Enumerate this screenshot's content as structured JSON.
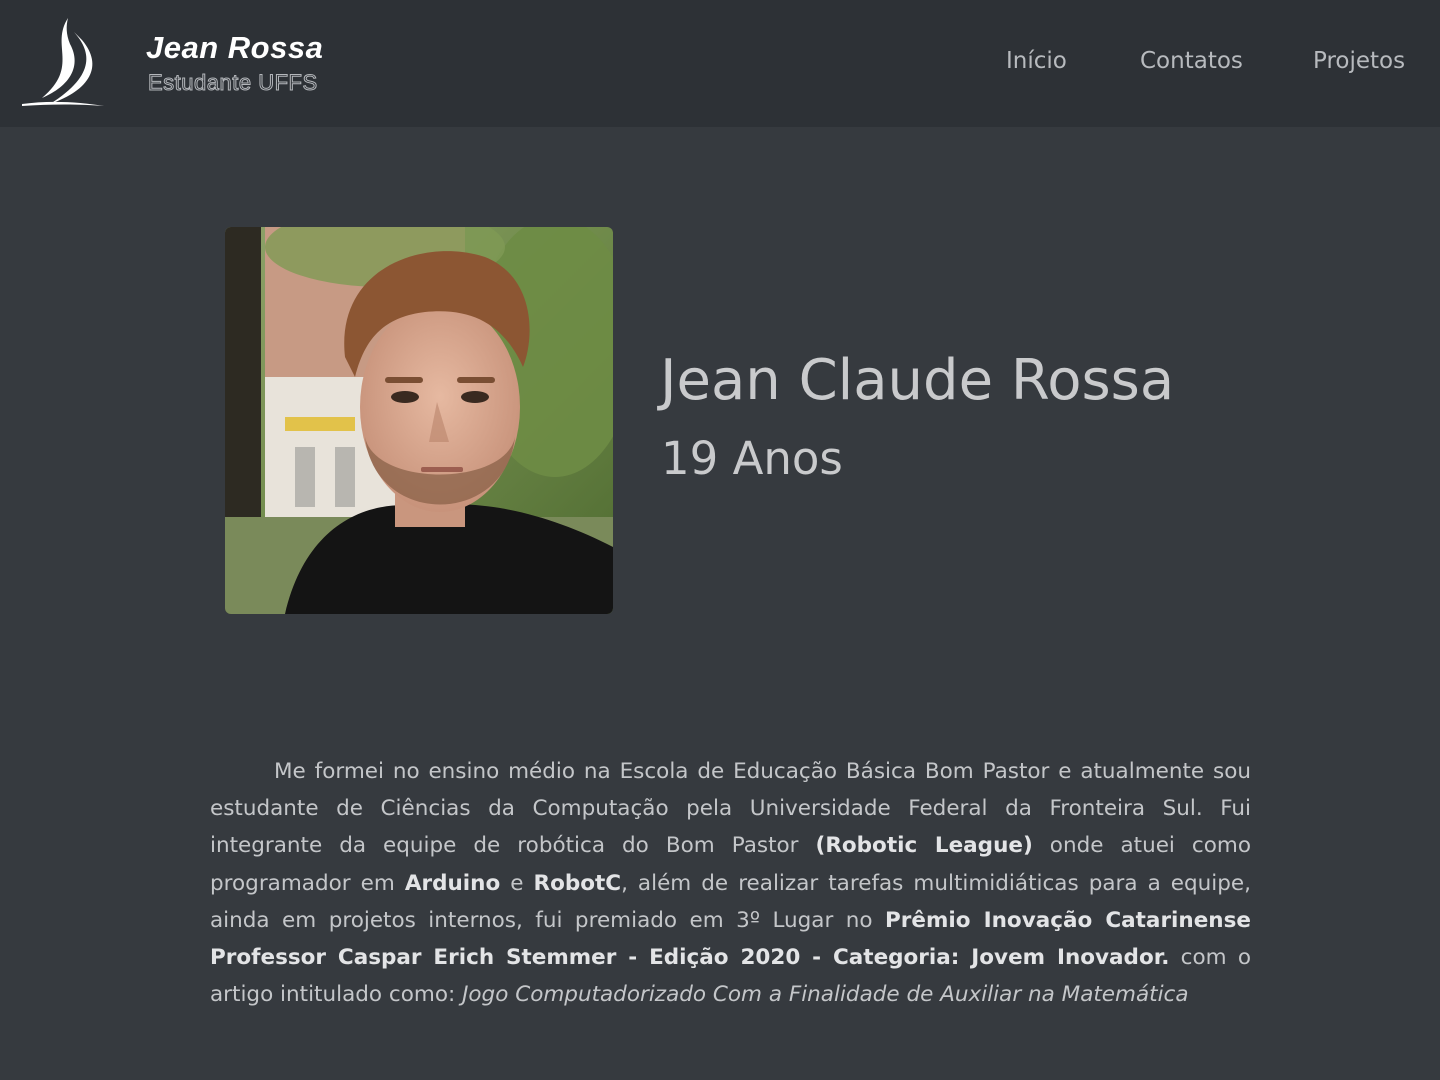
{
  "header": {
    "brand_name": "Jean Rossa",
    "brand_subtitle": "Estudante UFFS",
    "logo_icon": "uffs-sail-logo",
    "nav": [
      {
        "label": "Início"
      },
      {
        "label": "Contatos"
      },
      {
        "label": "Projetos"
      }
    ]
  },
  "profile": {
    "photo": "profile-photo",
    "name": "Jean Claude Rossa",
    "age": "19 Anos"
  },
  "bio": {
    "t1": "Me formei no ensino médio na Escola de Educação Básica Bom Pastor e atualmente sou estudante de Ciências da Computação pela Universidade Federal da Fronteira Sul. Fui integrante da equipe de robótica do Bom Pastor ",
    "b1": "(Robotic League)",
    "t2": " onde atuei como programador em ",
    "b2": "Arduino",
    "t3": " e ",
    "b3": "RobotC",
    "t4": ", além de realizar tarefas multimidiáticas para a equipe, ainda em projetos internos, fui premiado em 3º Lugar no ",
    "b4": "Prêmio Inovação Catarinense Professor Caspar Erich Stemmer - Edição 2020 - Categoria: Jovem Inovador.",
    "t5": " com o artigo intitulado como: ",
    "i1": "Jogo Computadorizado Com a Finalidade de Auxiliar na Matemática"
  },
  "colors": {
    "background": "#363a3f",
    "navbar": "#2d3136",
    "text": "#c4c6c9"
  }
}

####

→ DESCRIPTION OF THE TASK
Quote every entry exactly, with the pictures omitted.

→ REPLY
Enumerate this screenshot's content as structured JSON.
{
  "header": {
    "brand_name": "Jean Rossa",
    "brand_subtitle": "Estudante UFFS",
    "logo_icon": "uffs-sail-logo",
    "nav": [
      {
        "label": "Início"
      },
      {
        "label": "Contatos"
      },
      {
        "label": "Projetos"
      }
    ]
  },
  "profile": {
    "photo": "profile-photo",
    "name": "Jean Claude Rossa",
    "age": "19 Anos"
  },
  "bio": {
    "t1": "Me formei no ensino médio na Escola de Educação Básica Bom Pastor e atualmente sou estudante de Ciências da Computação pela Universidade Federal da Fronteira Sul. Fui integrante da equipe de robótica do Bom Pastor ",
    "b1": "(Robotic League)",
    "t2": " onde atuei como programador em ",
    "b2": "Arduino",
    "t3": " e ",
    "b3": "RobotC",
    "t4": ", além de realizar tarefas multimidiáticas para a equipe, ainda em projetos internos, fui premiado em 3º Lugar no ",
    "b4": "Prêmio Inovação Catarinense Professor Caspar Erich Stemmer - Edição 2020 - Categoria: Jovem Inovador.",
    "t5": " com o artigo intitulado como: ",
    "i1": "Jogo Computadorizado Com a Finalidade de Auxiliar na Matemática"
  },
  "colors": {
    "background": "#363a3f",
    "navbar": "#2d3136",
    "text": "#c4c6c9"
  }
}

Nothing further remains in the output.